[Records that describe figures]
◇ ◇ ◇
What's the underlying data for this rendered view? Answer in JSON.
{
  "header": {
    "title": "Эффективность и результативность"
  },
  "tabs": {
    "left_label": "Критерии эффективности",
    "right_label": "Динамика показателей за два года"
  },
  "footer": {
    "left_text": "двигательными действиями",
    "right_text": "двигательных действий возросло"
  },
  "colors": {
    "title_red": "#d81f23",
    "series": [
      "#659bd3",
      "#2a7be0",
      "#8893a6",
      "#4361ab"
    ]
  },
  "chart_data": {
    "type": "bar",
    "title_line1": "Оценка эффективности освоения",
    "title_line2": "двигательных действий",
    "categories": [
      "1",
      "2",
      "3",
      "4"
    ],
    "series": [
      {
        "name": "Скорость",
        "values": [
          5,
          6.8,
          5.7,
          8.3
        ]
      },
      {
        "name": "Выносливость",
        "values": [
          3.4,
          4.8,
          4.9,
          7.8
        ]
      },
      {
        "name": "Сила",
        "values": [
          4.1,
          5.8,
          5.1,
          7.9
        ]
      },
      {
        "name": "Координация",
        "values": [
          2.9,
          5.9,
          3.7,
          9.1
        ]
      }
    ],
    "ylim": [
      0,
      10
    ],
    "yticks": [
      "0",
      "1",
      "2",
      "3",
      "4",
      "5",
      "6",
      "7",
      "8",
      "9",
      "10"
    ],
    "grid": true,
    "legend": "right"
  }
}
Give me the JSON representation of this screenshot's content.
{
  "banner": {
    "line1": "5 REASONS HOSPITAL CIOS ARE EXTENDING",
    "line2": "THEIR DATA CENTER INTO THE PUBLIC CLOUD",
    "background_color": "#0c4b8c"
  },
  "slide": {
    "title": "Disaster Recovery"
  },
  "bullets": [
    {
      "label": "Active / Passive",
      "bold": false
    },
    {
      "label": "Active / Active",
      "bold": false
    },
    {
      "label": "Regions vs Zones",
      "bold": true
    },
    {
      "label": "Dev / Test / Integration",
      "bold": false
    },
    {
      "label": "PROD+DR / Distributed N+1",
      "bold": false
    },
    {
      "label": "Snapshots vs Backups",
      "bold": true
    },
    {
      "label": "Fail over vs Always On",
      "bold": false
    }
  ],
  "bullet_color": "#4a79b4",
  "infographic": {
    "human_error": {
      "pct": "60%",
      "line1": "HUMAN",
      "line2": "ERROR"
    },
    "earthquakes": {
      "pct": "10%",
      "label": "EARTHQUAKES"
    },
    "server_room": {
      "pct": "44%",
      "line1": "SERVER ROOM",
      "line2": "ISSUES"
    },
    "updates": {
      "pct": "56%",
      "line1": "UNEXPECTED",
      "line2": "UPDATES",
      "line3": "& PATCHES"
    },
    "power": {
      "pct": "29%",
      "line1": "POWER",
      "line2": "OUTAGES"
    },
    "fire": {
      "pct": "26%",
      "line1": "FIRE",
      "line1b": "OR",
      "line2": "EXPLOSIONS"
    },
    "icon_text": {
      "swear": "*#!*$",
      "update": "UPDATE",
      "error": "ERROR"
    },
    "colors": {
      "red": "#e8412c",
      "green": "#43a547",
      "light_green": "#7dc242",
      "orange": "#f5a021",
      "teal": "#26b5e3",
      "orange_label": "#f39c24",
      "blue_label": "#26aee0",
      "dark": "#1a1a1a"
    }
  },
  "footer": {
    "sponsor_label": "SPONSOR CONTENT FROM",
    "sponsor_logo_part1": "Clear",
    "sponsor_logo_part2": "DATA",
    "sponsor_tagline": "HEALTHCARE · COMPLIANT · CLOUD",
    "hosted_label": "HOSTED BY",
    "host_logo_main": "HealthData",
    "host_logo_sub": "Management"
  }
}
◇ ◇ ◇
◆ BRIEF: Please set down the whole listing above without altering a single line.

◆ FULL RESPONSE:
What's the underlying data for this rendered view? Answer in JSON.
{
  "header": {
    "title": "Эффективность и результативность"
  },
  "tabs": {
    "left_label": "Критерии эффективности",
    "right_label": "Динамика показателей за два года"
  },
  "footer": {
    "left_text": "двигательными действиями",
    "right_text": "двигательных действий возросло"
  },
  "colors": {
    "title_red": "#d81f23",
    "series": [
      "#659bd3",
      "#2a7be0",
      "#8893a6",
      "#4361ab"
    ]
  },
  "chart_data": {
    "type": "bar",
    "title_line1": "Оценка эффективности освоения",
    "title_line2": "двигательных действий",
    "categories": [
      "1",
      "2",
      "3",
      "4"
    ],
    "series": [
      {
        "name": "Скорость",
        "values": [
          5,
          6.8,
          5.7,
          8.3
        ]
      },
      {
        "name": "Выносливость",
        "values": [
          3.4,
          4.8,
          4.9,
          7.8
        ]
      },
      {
        "name": "Сила",
        "values": [
          4.1,
          5.8,
          5.1,
          7.9
        ]
      },
      {
        "name": "Координация",
        "values": [
          2.9,
          5.9,
          3.7,
          9.1
        ]
      }
    ],
    "ylim": [
      0,
      10
    ],
    "yticks": [
      "0",
      "1",
      "2",
      "3",
      "4",
      "5",
      "6",
      "7",
      "8",
      "9",
      "10"
    ],
    "grid": true,
    "legend": "right"
  }
}
Give me the JSON representation of this screenshot's content.
{
  "banner": {
    "line1": "5 REASONS HOSPITAL CIOS ARE EXTENDING",
    "line2": "THEIR DATA CENTER INTO THE PUBLIC CLOUD",
    "background_color": "#0c4b8c"
  },
  "slide": {
    "title": "Disaster Recovery"
  },
  "bullets": [
    {
      "label": "Active / Passive",
      "bold": false
    },
    {
      "label": "Active / Active",
      "bold": false
    },
    {
      "label": "Regions vs Zones",
      "bold": true
    },
    {
      "label": "Dev / Test / Integration",
      "bold": false
    },
    {
      "label": "PROD+DR / Distributed N+1",
      "bold": false
    },
    {
      "label": "Snapshots vs Backups",
      "bold": true
    },
    {
      "label": "Fail over vs Always On",
      "bold": false
    }
  ],
  "bullet_color": "#4a79b4",
  "infographic": {
    "human_error": {
      "pct": "60%",
      "line1": "HUMAN",
      "line2": "ERROR"
    },
    "earthquakes": {
      "pct": "10%",
      "label": "EARTHQUAKES"
    },
    "server_room": {
      "pct": "44%",
      "line1": "SERVER ROOM",
      "line2": "ISSUES"
    },
    "updates": {
      "pct": "56%",
      "line1": "UNEXPECTED",
      "line2": "UPDATES",
      "line3": "& PATCHES"
    },
    "power": {
      "pct": "29%",
      "line1": "POWER",
      "line2": "OUTAGES"
    },
    "fire": {
      "pct": "26%",
      "line1": "FIRE",
      "line1b": "OR",
      "line2": "EXPLOSIONS"
    },
    "icon_text": {
      "swear": "*#!*$",
      "update": "UPDATE",
      "error": "ERROR"
    },
    "colors": {
      "red": "#e8412c",
      "green": "#43a547",
      "light_green": "#7dc242",
      "orange": "#f5a021",
      "teal": "#26b5e3",
      "orange_label": "#f39c24",
      "blue_label": "#26aee0",
      "dark": "#1a1a1a"
    }
  },
  "footer": {
    "sponsor_label": "SPONSOR CONTENT FROM",
    "sponsor_logo_part1": "Clear",
    "sponsor_logo_part2": "DATA",
    "sponsor_tagline": "HEALTHCARE · COMPLIANT · CLOUD",
    "hosted_label": "HOSTED BY",
    "host_logo_main": "HealthData",
    "host_logo_sub": "Management"
  }
}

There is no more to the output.